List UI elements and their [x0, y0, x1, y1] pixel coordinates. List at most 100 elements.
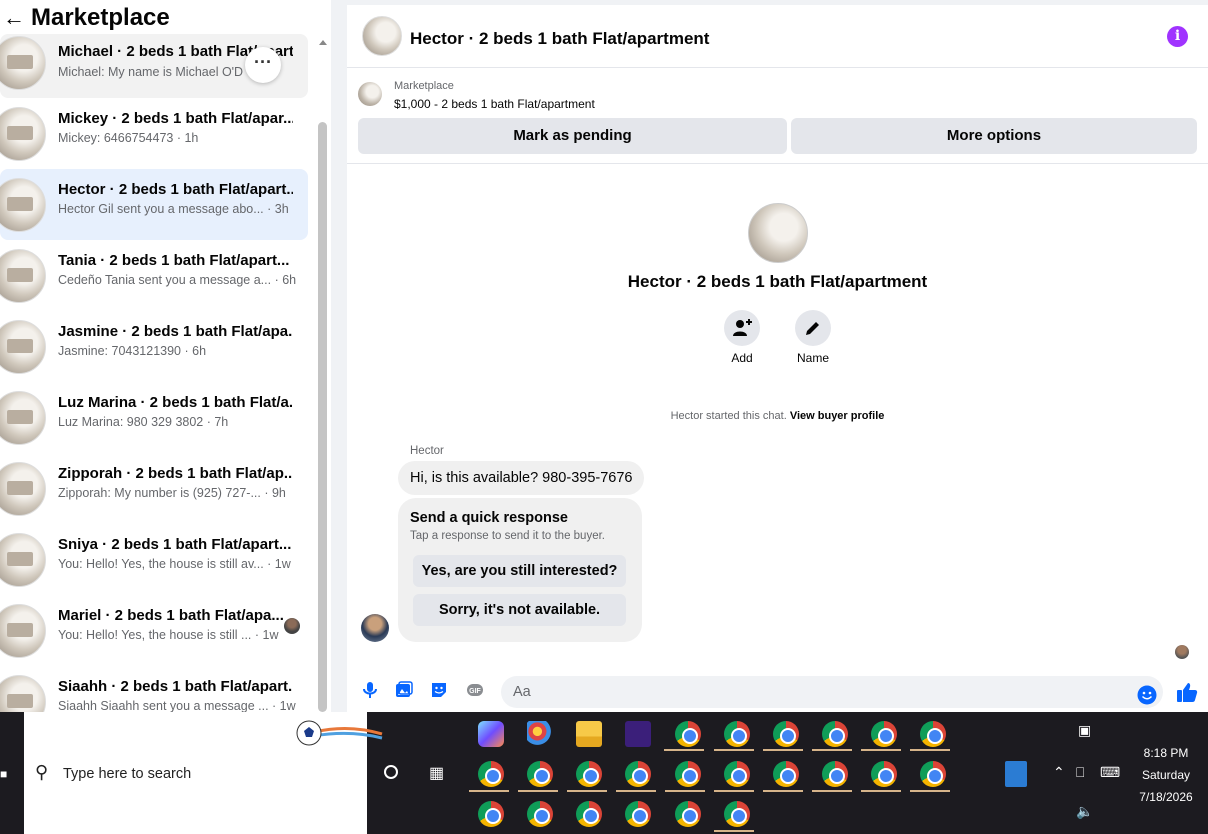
listing-price[interactable]: $1,000 - 2 beds 1 bath Flat/apartment — [394, 97, 595, 111]
chrome-icon[interactable] — [822, 761, 848, 787]
conversation-name: Tania · 2 beds 1 bath Flat/apart... — [58, 252, 290, 269]
list-item[interactable]: Jasmine · 2 beds 1 bath Flat/apa... Jasm… — [0, 311, 308, 382]
cortana-icon[interactable] — [384, 765, 398, 779]
chevron-up-icon[interactable]: ⌃ — [1053, 764, 1065, 781]
gif-icon[interactable]: GIF — [466, 681, 484, 699]
chrome-icon[interactable] — [724, 721, 750, 747]
search-input[interactable]: Type here to search — [63, 766, 191, 782]
keyboard-icon[interactable]: ⌨ — [1100, 764, 1120, 781]
clock-date: 7/18/2026 — [1139, 790, 1193, 804]
mark-pending-button[interactable]: Mark as pending — [358, 118, 787, 154]
list-item[interactable]: Mickey · 2 beds 1 bath Flat/apar... Mick… — [0, 98, 308, 169]
sidebar-scrollbar[interactable] — [316, 36, 330, 712]
chrome-icon[interactable] — [773, 721, 799, 747]
document-icon[interactable] — [1005, 761, 1027, 787]
image-icon[interactable] — [395, 681, 413, 699]
chrome-icon[interactable] — [527, 801, 553, 827]
copilot-icon[interactable] — [478, 721, 504, 747]
list-item[interactable]: Sniya · 2 beds 1 bath Flat/apart... You:… — [0, 524, 308, 595]
message-bubble[interactable]: Hi, is this available? 980-395-7676 — [398, 461, 645, 495]
name-button[interactable] — [795, 310, 831, 346]
list-item[interactable]: Hector · 2 beds 1 bath Flat/apart... Hec… — [0, 169, 308, 240]
more-options-button[interactable]: More options — [791, 118, 1197, 154]
quick-reply-no-button[interactable]: Sorry, it's not available. — [413, 594, 626, 626]
chrome-icon[interactable] — [576, 801, 602, 827]
more-options-button[interactable]: ··· — [245, 47, 281, 83]
scrollbar-thumb[interactable] — [318, 122, 327, 712]
chat-title[interactable]: Hector · 2 beds 1 bath Flat/apartment — [410, 29, 709, 49]
chrome-icon[interactable] — [724, 801, 750, 827]
chrome-icon[interactable] — [871, 761, 897, 787]
chrome-icon[interactable] — [675, 761, 701, 787]
chrome-icon[interactable] — [822, 721, 848, 747]
list-item[interactable]: Mariel · 2 beds 1 bath Flat/apa... You: … — [0, 595, 308, 666]
started-text: Hector started this chat. — [670, 410, 787, 422]
message-input[interactable] — [501, 676, 1163, 708]
list-item[interactable]: Zipporah · 2 beds 1 bath Flat/ap... Zipp… — [0, 453, 308, 524]
paint-icon[interactable] — [527, 721, 553, 747]
running-indicator — [518, 790, 558, 792]
chat-header: Hector · 2 beds 1 bath Flat/apartment i — [347, 5, 1208, 68]
windows-taskbar: ■ ⚲ Type here to search ▦ ▣ ⌃ ⎕ ⌨ 🔈 8:18… — [0, 712, 1208, 834]
network-icon[interactable]: ⎕ — [1076, 764, 1084, 781]
view-buyer-profile-link[interactable]: View buyer profile — [790, 410, 885, 422]
chrome-icon[interactable] — [576, 761, 602, 787]
chrome-icon[interactable] — [920, 721, 946, 747]
arrow-left-icon[interactable]: ← — [0, 5, 28, 31]
chrome-icon[interactable] — [675, 721, 701, 747]
conversation-preview: Zipporah: My number is (925) 727-... · 9… — [58, 486, 286, 500]
running-indicator — [616, 790, 656, 792]
running-indicator — [861, 790, 901, 792]
conversation-preview: Cedeño Tania sent you a message a... · 6… — [58, 273, 297, 287]
chrome-icon[interactable] — [625, 761, 651, 787]
chrome-icon[interactable] — [773, 761, 799, 787]
onenote-icon[interactable] — [625, 721, 651, 747]
list-item[interactable]: Michael · 2 beds 1 bath Flat/apartment M… — [0, 34, 308, 98]
conversation-name: Mickey · 2 beds 1 bath Flat/apar... — [58, 110, 293, 127]
emoji-icon[interactable] — [1137, 685, 1157, 705]
chrome-icon[interactable] — [724, 761, 750, 787]
info-icon[interactable]: i — [1167, 26, 1188, 47]
conversation-list: Michael · 2 beds 1 bath Flat/apartment M… — [0, 34, 312, 712]
task-view-icon[interactable]: ▦ — [429, 763, 444, 783]
listing-thumbnail — [0, 391, 46, 445]
chrome-icon[interactable] — [625, 801, 651, 827]
listing-thumbnail — [0, 533, 46, 587]
scroll-up-icon[interactable] — [319, 40, 327, 45]
list-item[interactable]: Tania · 2 beds 1 bath Flat/apart... Cede… — [0, 240, 308, 311]
add-person-icon — [733, 319, 752, 336]
volume-icon[interactable]: 🔈 — [1076, 803, 1093, 820]
message-thread: Hector · 2 beds 1 bath Flat/apartment Ad… — [347, 165, 1208, 665]
microphone-icon[interactable] — [361, 681, 379, 699]
taskbar-search[interactable]: ⚲ Type here to search — [24, 712, 383, 834]
chrome-icon[interactable] — [478, 761, 504, 787]
running-indicator — [567, 790, 607, 792]
sticker-icon[interactable] — [430, 681, 448, 699]
listing-thumbnail — [0, 675, 46, 712]
chrome-icon[interactable] — [920, 761, 946, 787]
quick-reply-yes-button[interactable]: Yes, are you still interested? — [413, 555, 626, 587]
list-item[interactable]: Siaahh · 2 beds 1 bath Flat/apart... Sia… — [0, 666, 308, 712]
search-icon: ⚲ — [35, 762, 49, 782]
conversation-name: Sniya · 2 beds 1 bath Flat/apart... — [58, 536, 292, 553]
windows-start-icon[interactable]: ■ — [0, 767, 8, 781]
chrome-icon[interactable] — [527, 761, 553, 787]
running-indicator — [665, 790, 705, 792]
clock[interactable]: 8:18 PM Saturday 7/18/2026 — [1133, 742, 1199, 808]
chrome-icon[interactable] — [675, 801, 701, 827]
running-indicator — [714, 749, 754, 751]
file-explorer-icon[interactable] — [576, 721, 602, 747]
sender-avatar[interactable] — [361, 614, 389, 642]
running-indicator — [812, 790, 852, 792]
list-item[interactable]: Luz Marina · 2 beds 1 bath Flat/a... Luz… — [0, 382, 308, 453]
listing-thumbnail[interactable] — [358, 82, 382, 106]
meet-now-icon[interactable]: ▣ — [1078, 722, 1091, 739]
seen-avatar — [1175, 645, 1189, 659]
listing-avatar[interactable] — [362, 16, 402, 56]
chrome-icon[interactable] — [478, 801, 504, 827]
conversation-preview: Michael: My name is Michael O'D 1h — [58, 65, 262, 79]
running-indicator — [812, 749, 852, 751]
add-person-button[interactable] — [724, 310, 760, 346]
chrome-icon[interactable] — [871, 721, 897, 747]
thumbs-up-icon[interactable] — [1176, 681, 1198, 703]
* * * * *
> _Exercise description_:
Reproduce every line of the material above verbatim, leaving out the picture.

> _Final result_:
List UI elements and their [x0, y0, x1, y1] pixel coordinates. List at most 100 elements.
listing-price[interactable]: $1,000 - 2 beds 1 bath Flat/apartment — [394, 97, 595, 111]
chrome-icon[interactable] — [822, 761, 848, 787]
conversation-name: Tania · 2 beds 1 bath Flat/apart... — [58, 252, 290, 269]
list-item[interactable]: Jasmine · 2 beds 1 bath Flat/apa... Jasm… — [0, 311, 308, 382]
cortana-icon[interactable] — [384, 765, 398, 779]
chevron-up-icon[interactable]: ⌃ — [1053, 764, 1065, 781]
gif-icon[interactable]: GIF — [466, 681, 484, 699]
chrome-icon[interactable] — [724, 721, 750, 747]
search-input[interactable]: Type here to search — [63, 766, 191, 782]
keyboard-icon[interactable]: ⌨ — [1100, 764, 1120, 781]
clock-date: 7/18/2026 — [1139, 790, 1193, 804]
mark-pending-button[interactable]: Mark as pending — [358, 118, 787, 154]
list-item[interactable]: Mickey · 2 beds 1 bath Flat/apar... Mick… — [0, 98, 308, 169]
sidebar-scrollbar[interactable] — [316, 36, 330, 712]
chrome-icon[interactable] — [773, 721, 799, 747]
document-icon[interactable] — [1005, 761, 1027, 787]
image-icon[interactable] — [395, 681, 413, 699]
chrome-icon[interactable] — [527, 801, 553, 827]
copilot-icon[interactable] — [478, 721, 504, 747]
list-item[interactable]: Sniya · 2 beds 1 bath Flat/apart... You:… — [0, 524, 308, 595]
message-bubble[interactable]: Hi, is this available? 980-395-7676 — [398, 461, 645, 495]
name-button[interactable] — [795, 310, 831, 346]
list-item[interactable]: Hector · 2 beds 1 bath Flat/apart... Hec… — [0, 169, 308, 240]
more-options-button[interactable]: More options — [791, 118, 1197, 154]
quick-reply-no-button[interactable]: Sorry, it's not available. — [413, 594, 626, 626]
chrome-icon[interactable] — [576, 801, 602, 827]
more-options-button[interactable]: ··· — [245, 47, 281, 83]
scrollbar-thumb[interactable] — [318, 122, 327, 712]
chat-title[interactable]: Hector · 2 beds 1 bath Flat/apartment — [410, 29, 709, 49]
chrome-icon[interactable] — [724, 801, 750, 827]
chrome-icon[interactable] — [871, 761, 897, 787]
chrome-icon[interactable] — [675, 761, 701, 787]
chrome-icon[interactable] — [822, 721, 848, 747]
list-item[interactable]: Mariel · 2 beds 1 bath Flat/apa... You: … — [0, 595, 308, 666]
started-text: Hector started this chat. — [670, 410, 787, 422]
message-input[interactable] — [501, 676, 1163, 708]
list-item[interactable]: Zipporah · 2 beds 1 bath Flat/ap... Zipp… — [0, 453, 308, 524]
paint-icon[interactable] — [527, 721, 553, 747]
running-indicator — [518, 790, 558, 792]
chat-header: Hector · 2 beds 1 bath Flat/apartment i — [347, 5, 1208, 68]
windows-taskbar: ■ ⚲ Type here to search ▦ ▣ ⌃ ⎕ ⌨ 🔈 8:18… — [0, 712, 1208, 834]
network-icon[interactable]: ⎕ — [1076, 764, 1084, 781]
view-buyer-profile-link[interactable]: View buyer profile — [790, 410, 885, 422]
chrome-icon[interactable] — [576, 761, 602, 787]
chrome-icon[interactable] — [920, 721, 946, 747]
arrow-left-icon[interactable]: ← — [0, 5, 28, 31]
chrome-icon[interactable] — [675, 721, 701, 747]
conversation-preview: Zipporah: My number is (925) 727-... · 9… — [58, 486, 286, 500]
running-indicator — [616, 790, 656, 792]
running-indicator — [861, 790, 901, 792]
conversation-preview: Cedeño Tania sent you a message a... · 6… — [58, 273, 297, 287]
chrome-icon[interactable] — [625, 761, 651, 787]
chrome-icon[interactable] — [773, 761, 799, 787]
onenote-icon[interactable] — [625, 721, 651, 747]
list-item[interactable]: Michael · 2 beds 1 bath Flat/apartment M… — [0, 34, 308, 98]
conversation-name: Mickey · 2 beds 1 bath Flat/apar... — [58, 110, 293, 127]
emoji-icon[interactable] — [1137, 685, 1157, 705]
chrome-icon[interactable] — [724, 761, 750, 787]
info-icon[interactable]: i — [1167, 26, 1188, 47]
conversation-list: Michael · 2 beds 1 bath Flat/apartment M… — [0, 34, 312, 712]
task-view-icon[interactable]: ▦ — [429, 763, 444, 783]
listing-thumbnail — [0, 391, 46, 445]
chrome-icon[interactable] — [625, 801, 651, 827]
listing-thumbnail — [0, 533, 46, 587]
scroll-up-icon[interactable] — [319, 40, 327, 45]
list-item[interactable]: Tania · 2 beds 1 bath Flat/apart... Cede… — [0, 240, 308, 311]
add-person-icon — [733, 319, 752, 336]
volume-icon[interactable]: 🔈 — [1076, 803, 1093, 820]
message-thread: Hector · 2 beds 1 bath Flat/apartment Ad… — [347, 165, 1208, 665]
microphone-icon[interactable] — [361, 681, 379, 699]
taskbar-search[interactable]: ⚲ Type here to search — [24, 712, 383, 834]
chrome-icon[interactable] — [478, 761, 504, 787]
running-indicator — [567, 790, 607, 792]
sticker-icon[interactable] — [430, 681, 448, 699]
listing-thumbnail — [0, 675, 46, 712]
chrome-icon[interactable] — [920, 761, 946, 787]
quick-reply-yes-button[interactable]: Yes, are you still interested? — [413, 555, 626, 587]
list-item[interactable]: Siaahh · 2 beds 1 bath Flat/apart... Sia… — [0, 666, 308, 712]
search-icon: ⚲ — [35, 762, 49, 782]
conversation-name: Sniya · 2 beds 1 bath Flat/apart... — [58, 536, 292, 553]
windows-start-icon[interactable]: ■ — [0, 767, 8, 781]
chrome-icon[interactable] — [527, 761, 553, 787]
running-indicator — [665, 790, 705, 792]
clock[interactable]: 8:18 PM Saturday 7/18/2026 — [1133, 742, 1199, 808]
chrome-icon[interactable] — [675, 801, 701, 827]
running-indicator — [714, 749, 754, 751]
file-explorer-icon[interactable] — [576, 721, 602, 747]
sender-avatar[interactable] — [361, 614, 389, 642]
running-indicator — [812, 790, 852, 792]
list-item[interactable]: Luz Marina · 2 beds 1 bath Flat/a... Luz… — [0, 382, 308, 453]
listing-thumbnail[interactable] — [358, 82, 382, 106]
meet-now-icon[interactable]: ▣ — [1078, 722, 1091, 739]
seen-avatar — [1175, 645, 1189, 659]
listing-avatar[interactable] — [362, 16, 402, 56]
chrome-icon[interactable] — [478, 801, 504, 827]
conversation-preview: Michael: My name is Michael O'D 1h — [58, 65, 262, 79]
running-indicator — [812, 749, 852, 751]
add-person-button[interactable] — [724, 310, 760, 346]
chrome-icon[interactable] — [871, 721, 897, 747]
thumbs-up-icon[interactable] — [1176, 681, 1198, 703]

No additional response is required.